MATERIAL SHOWN |

________

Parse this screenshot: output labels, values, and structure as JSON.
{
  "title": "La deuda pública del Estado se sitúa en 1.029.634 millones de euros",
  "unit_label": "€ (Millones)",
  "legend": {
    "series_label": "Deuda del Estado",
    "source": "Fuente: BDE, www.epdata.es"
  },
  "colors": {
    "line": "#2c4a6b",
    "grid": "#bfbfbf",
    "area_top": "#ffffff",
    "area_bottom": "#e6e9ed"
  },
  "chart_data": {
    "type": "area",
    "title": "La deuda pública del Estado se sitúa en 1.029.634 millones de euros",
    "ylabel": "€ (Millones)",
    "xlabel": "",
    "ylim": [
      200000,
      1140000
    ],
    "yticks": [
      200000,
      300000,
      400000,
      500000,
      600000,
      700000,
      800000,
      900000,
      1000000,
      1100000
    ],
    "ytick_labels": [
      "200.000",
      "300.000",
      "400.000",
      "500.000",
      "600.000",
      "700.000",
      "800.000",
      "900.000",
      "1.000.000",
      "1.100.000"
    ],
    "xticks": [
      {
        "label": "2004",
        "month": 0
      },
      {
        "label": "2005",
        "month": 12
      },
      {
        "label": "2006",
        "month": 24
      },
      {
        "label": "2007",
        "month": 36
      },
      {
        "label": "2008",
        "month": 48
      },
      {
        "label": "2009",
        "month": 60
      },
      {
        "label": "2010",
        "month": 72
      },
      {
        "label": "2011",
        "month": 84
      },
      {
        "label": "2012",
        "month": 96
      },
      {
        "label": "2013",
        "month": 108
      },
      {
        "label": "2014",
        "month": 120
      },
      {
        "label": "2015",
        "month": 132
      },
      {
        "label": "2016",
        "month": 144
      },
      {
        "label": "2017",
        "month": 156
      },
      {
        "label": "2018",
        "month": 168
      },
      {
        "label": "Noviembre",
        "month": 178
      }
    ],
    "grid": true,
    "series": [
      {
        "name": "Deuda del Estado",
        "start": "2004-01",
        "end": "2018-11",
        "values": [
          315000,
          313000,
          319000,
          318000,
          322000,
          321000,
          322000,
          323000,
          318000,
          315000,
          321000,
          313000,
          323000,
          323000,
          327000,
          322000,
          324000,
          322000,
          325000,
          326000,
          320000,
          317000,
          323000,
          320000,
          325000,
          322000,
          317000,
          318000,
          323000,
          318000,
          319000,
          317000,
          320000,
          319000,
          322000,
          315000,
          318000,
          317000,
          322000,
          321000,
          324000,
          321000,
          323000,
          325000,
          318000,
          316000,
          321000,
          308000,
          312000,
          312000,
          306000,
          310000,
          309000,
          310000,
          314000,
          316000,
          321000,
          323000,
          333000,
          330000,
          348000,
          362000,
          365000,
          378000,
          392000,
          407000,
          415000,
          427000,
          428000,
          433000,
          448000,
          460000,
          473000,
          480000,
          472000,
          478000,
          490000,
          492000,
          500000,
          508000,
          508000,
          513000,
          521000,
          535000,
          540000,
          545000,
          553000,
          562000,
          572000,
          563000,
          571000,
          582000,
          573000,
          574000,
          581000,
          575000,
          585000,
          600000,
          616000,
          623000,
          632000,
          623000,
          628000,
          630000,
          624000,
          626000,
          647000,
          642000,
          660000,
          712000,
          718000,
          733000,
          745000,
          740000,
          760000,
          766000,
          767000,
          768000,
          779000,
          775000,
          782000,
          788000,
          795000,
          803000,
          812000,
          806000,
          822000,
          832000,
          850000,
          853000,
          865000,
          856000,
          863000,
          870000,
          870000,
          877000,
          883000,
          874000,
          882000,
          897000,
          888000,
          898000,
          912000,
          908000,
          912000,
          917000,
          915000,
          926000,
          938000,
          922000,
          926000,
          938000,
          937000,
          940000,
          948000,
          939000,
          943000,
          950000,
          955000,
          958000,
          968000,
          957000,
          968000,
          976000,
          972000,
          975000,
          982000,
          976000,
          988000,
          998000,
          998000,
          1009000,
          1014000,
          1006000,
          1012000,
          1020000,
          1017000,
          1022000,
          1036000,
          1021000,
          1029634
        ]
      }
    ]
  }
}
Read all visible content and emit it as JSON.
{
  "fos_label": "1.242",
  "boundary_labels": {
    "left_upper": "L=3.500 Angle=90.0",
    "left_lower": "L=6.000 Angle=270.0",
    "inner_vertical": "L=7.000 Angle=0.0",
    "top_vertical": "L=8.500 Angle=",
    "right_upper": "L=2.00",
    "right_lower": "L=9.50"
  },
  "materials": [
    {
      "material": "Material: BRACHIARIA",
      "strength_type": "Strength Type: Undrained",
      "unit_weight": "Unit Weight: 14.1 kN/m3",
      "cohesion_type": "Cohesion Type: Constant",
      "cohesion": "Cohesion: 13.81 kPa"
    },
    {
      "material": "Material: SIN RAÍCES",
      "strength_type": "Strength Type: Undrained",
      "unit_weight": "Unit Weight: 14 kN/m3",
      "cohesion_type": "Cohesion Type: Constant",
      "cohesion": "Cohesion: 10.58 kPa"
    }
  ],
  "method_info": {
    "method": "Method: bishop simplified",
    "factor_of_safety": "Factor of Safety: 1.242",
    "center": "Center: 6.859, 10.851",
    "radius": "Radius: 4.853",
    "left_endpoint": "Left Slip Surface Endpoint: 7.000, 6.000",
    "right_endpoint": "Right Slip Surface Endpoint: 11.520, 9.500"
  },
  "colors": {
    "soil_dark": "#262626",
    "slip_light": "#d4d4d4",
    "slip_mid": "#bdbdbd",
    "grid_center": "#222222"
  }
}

________

EXERCISE DIRECTIONS | Write out every entry above, word for word.

THE REPLY |
Parse this screenshot: output labels, values, and structure as JSON.
{
  "title": "La deuda pública del Estado se sitúa en 1.029.634 millones de euros",
  "unit_label": "€ (Millones)",
  "legend": {
    "series_label": "Deuda del Estado",
    "source": "Fuente: BDE, www.epdata.es"
  },
  "colors": {
    "line": "#2c4a6b",
    "grid": "#bfbfbf",
    "area_top": "#ffffff",
    "area_bottom": "#e6e9ed"
  },
  "chart_data": {
    "type": "area",
    "title": "La deuda pública del Estado se sitúa en 1.029.634 millones de euros",
    "ylabel": "€ (Millones)",
    "xlabel": "",
    "ylim": [
      200000,
      1140000
    ],
    "yticks": [
      200000,
      300000,
      400000,
      500000,
      600000,
      700000,
      800000,
      900000,
      1000000,
      1100000
    ],
    "ytick_labels": [
      "200.000",
      "300.000",
      "400.000",
      "500.000",
      "600.000",
      "700.000",
      "800.000",
      "900.000",
      "1.000.000",
      "1.100.000"
    ],
    "xticks": [
      {
        "label": "2004",
        "month": 0
      },
      {
        "label": "2005",
        "month": 12
      },
      {
        "label": "2006",
        "month": 24
      },
      {
        "label": "2007",
        "month": 36
      },
      {
        "label": "2008",
        "month": 48
      },
      {
        "label": "2009",
        "month": 60
      },
      {
        "label": "2010",
        "month": 72
      },
      {
        "label": "2011",
        "month": 84
      },
      {
        "label": "2012",
        "month": 96
      },
      {
        "label": "2013",
        "month": 108
      },
      {
        "label": "2014",
        "month": 120
      },
      {
        "label": "2015",
        "month": 132
      },
      {
        "label": "2016",
        "month": 144
      },
      {
        "label": "2017",
        "month": 156
      },
      {
        "label": "2018",
        "month": 168
      },
      {
        "label": "Noviembre",
        "month": 178
      }
    ],
    "grid": true,
    "series": [
      {
        "name": "Deuda del Estado",
        "start": "2004-01",
        "end": "2018-11",
        "values": [
          315000,
          313000,
          319000,
          318000,
          322000,
          321000,
          322000,
          323000,
          318000,
          315000,
          321000,
          313000,
          323000,
          323000,
          327000,
          322000,
          324000,
          322000,
          325000,
          326000,
          320000,
          317000,
          323000,
          320000,
          325000,
          322000,
          317000,
          318000,
          323000,
          318000,
          319000,
          317000,
          320000,
          319000,
          322000,
          315000,
          318000,
          317000,
          322000,
          321000,
          324000,
          321000,
          323000,
          325000,
          318000,
          316000,
          321000,
          308000,
          312000,
          312000,
          306000,
          310000,
          309000,
          310000,
          314000,
          316000,
          321000,
          323000,
          333000,
          330000,
          348000,
          362000,
          365000,
          378000,
          392000,
          407000,
          415000,
          427000,
          428000,
          433000,
          448000,
          460000,
          473000,
          480000,
          472000,
          478000,
          490000,
          492000,
          500000,
          508000,
          508000,
          513000,
          521000,
          535000,
          540000,
          545000,
          553000,
          562000,
          572000,
          563000,
          571000,
          582000,
          573000,
          574000,
          581000,
          575000,
          585000,
          600000,
          616000,
          623000,
          632000,
          623000,
          628000,
          630000,
          624000,
          626000,
          647000,
          642000,
          660000,
          712000,
          718000,
          733000,
          745000,
          740000,
          760000,
          766000,
          767000,
          768000,
          779000,
          775000,
          782000,
          788000,
          795000,
          803000,
          812000,
          806000,
          822000,
          832000,
          850000,
          853000,
          865000,
          856000,
          863000,
          870000,
          870000,
          877000,
          883000,
          874000,
          882000,
          897000,
          888000,
          898000,
          912000,
          908000,
          912000,
          917000,
          915000,
          926000,
          938000,
          922000,
          926000,
          938000,
          937000,
          940000,
          948000,
          939000,
          943000,
          950000,
          955000,
          958000,
          968000,
          957000,
          968000,
          976000,
          972000,
          975000,
          982000,
          976000,
          988000,
          998000,
          998000,
          1009000,
          1014000,
          1006000,
          1012000,
          1020000,
          1017000,
          1022000,
          1036000,
          1021000,
          1029634
        ]
      }
    ]
  }
}
Read all visible content and emit it as JSON.
{
  "fos_label": "1.242",
  "boundary_labels": {
    "left_upper": "L=3.500 Angle=90.0",
    "left_lower": "L=6.000 Angle=270.0",
    "inner_vertical": "L=7.000 Angle=0.0",
    "top_vertical": "L=8.500 Angle=",
    "right_upper": "L=2.00",
    "right_lower": "L=9.50"
  },
  "materials": [
    {
      "material": "Material: BRACHIARIA",
      "strength_type": "Strength Type: Undrained",
      "unit_weight": "Unit Weight: 14.1 kN/m3",
      "cohesion_type": "Cohesion Type: Constant",
      "cohesion": "Cohesion: 13.81 kPa"
    },
    {
      "material": "Material: SIN RAÍCES",
      "strength_type": "Strength Type: Undrained",
      "unit_weight": "Unit Weight: 14 kN/m3",
      "cohesion_type": "Cohesion Type: Constant",
      "cohesion": "Cohesion: 10.58 kPa"
    }
  ],
  "method_info": {
    "method": "Method: bishop simplified",
    "factor_of_safety": "Factor of Safety: 1.242",
    "center": "Center: 6.859, 10.851",
    "radius": "Radius: 4.853",
    "left_endpoint": "Left Slip Surface Endpoint: 7.000, 6.000",
    "right_endpoint": "Right Slip Surface Endpoint: 11.520, 9.500"
  },
  "colors": {
    "soil_dark": "#262626",
    "slip_light": "#d4d4d4",
    "slip_mid": "#bdbdbd",
    "grid_center": "#222222"
  }
}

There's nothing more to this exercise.